BEGIN RECORDS PROVIDED
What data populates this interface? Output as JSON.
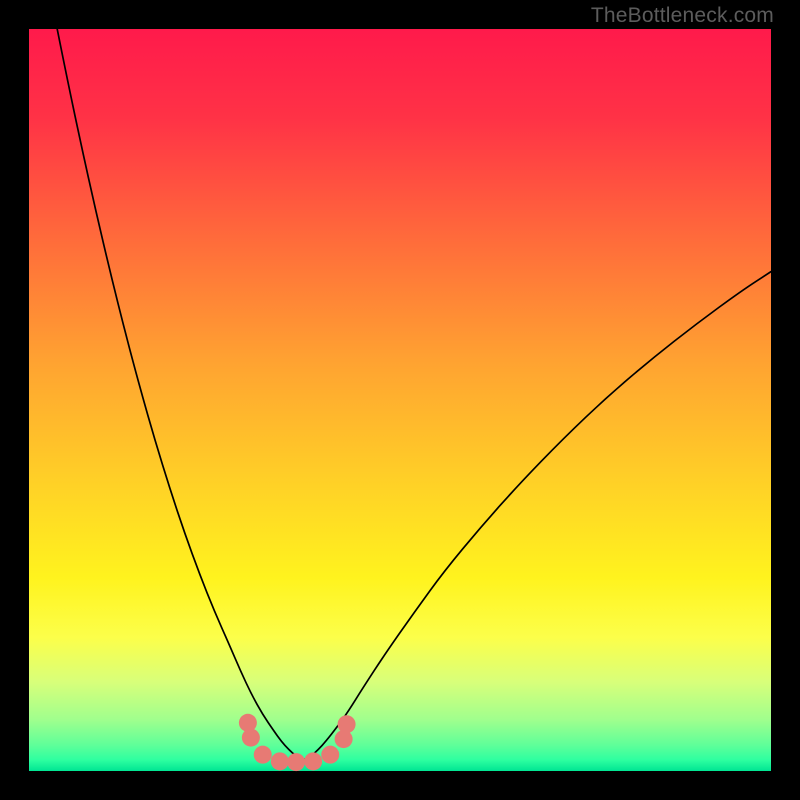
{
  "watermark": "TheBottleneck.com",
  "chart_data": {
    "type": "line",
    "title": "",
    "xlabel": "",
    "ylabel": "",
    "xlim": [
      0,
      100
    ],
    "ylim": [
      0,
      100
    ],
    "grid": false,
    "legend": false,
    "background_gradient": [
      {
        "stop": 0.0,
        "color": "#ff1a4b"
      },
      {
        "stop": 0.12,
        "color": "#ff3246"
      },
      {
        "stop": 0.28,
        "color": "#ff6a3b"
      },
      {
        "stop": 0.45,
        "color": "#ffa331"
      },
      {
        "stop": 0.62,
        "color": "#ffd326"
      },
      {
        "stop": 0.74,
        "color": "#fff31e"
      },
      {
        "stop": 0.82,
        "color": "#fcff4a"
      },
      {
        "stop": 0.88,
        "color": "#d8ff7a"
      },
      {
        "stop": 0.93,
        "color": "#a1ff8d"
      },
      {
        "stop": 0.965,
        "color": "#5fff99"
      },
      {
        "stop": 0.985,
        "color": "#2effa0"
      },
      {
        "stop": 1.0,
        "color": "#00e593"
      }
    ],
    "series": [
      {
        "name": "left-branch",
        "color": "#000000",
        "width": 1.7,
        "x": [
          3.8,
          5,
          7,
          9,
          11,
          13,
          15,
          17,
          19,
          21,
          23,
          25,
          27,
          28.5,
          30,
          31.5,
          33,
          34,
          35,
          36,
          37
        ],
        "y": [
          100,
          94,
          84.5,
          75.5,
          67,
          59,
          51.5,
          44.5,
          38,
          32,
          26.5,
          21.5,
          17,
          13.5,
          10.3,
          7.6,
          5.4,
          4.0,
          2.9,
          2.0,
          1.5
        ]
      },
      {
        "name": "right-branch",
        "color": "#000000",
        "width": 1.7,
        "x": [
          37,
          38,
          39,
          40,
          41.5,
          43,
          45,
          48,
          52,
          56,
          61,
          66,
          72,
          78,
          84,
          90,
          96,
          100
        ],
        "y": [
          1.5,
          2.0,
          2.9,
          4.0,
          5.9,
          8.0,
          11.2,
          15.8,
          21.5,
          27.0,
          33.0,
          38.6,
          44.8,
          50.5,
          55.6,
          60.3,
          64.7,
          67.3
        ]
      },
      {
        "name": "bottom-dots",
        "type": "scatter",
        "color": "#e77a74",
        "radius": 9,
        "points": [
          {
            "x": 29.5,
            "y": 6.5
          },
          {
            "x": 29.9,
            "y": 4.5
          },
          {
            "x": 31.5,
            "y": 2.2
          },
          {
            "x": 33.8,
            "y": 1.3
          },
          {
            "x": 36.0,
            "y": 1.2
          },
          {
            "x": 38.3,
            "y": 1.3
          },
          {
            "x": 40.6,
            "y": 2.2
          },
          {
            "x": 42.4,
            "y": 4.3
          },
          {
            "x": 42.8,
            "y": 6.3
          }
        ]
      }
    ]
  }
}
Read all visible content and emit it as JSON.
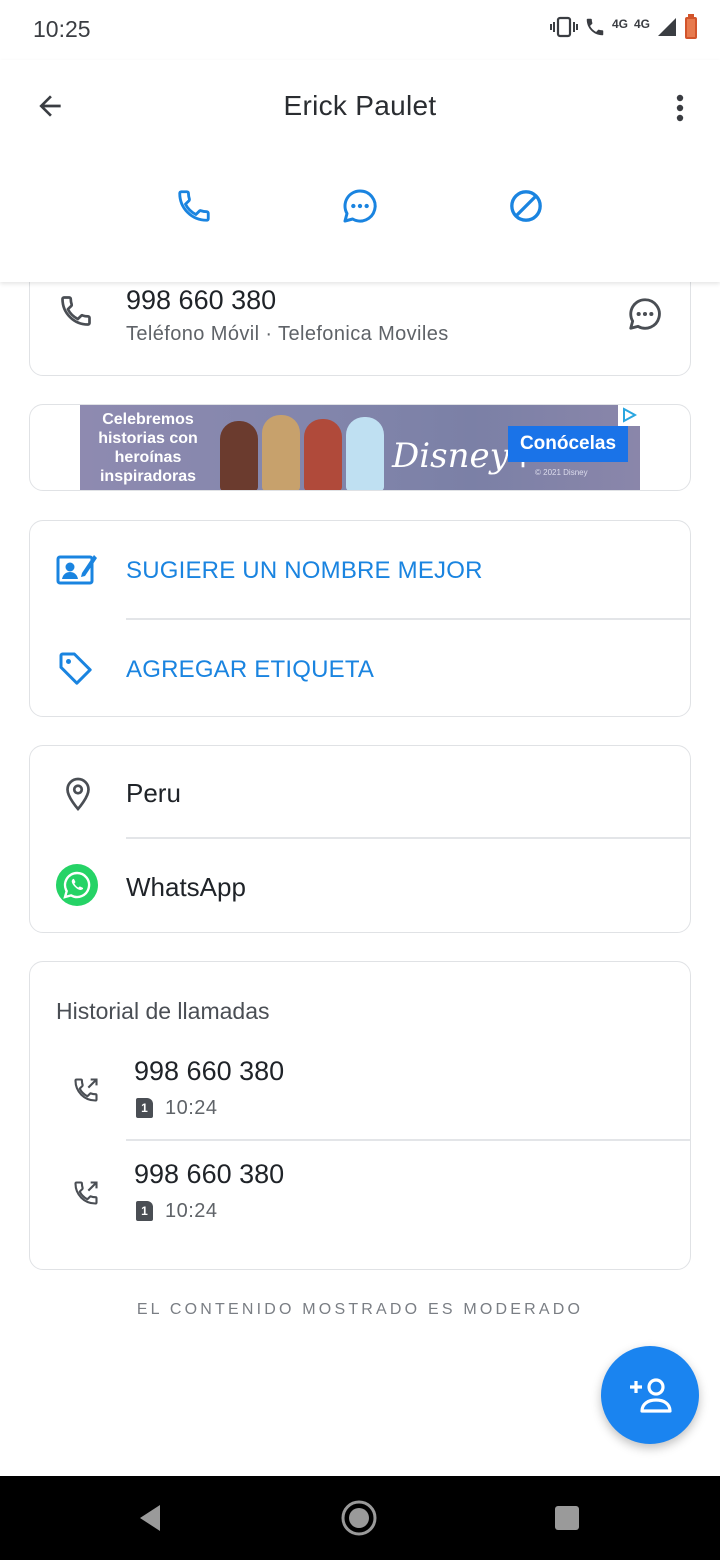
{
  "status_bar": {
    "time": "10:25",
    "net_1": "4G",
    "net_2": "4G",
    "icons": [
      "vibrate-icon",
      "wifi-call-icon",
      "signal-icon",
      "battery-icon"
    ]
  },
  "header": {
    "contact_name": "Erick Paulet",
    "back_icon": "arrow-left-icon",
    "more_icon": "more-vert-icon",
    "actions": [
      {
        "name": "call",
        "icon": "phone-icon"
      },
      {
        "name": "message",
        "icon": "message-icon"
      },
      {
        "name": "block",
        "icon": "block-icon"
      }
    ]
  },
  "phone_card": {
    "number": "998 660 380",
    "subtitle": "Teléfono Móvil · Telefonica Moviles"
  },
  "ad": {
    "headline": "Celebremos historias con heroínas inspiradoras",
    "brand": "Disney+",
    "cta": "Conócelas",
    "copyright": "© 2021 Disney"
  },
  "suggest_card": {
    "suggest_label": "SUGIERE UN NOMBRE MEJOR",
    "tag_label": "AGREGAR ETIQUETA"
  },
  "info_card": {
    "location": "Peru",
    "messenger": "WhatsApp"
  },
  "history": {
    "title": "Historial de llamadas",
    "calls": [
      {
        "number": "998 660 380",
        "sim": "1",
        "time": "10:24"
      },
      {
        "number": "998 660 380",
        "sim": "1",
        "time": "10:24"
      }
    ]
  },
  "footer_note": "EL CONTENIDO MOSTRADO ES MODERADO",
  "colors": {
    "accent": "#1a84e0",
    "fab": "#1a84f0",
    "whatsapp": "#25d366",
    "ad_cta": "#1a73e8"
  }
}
END RECORDS PROVIDED
* **PROBLEM DESCRIPTION**:
Pick out and copy the lines of the material that include the word "JSON".

* **COMPLETED EXERCISE**:
What data populates this interface? Output as JSON.
Read all visible content and emit it as JSON.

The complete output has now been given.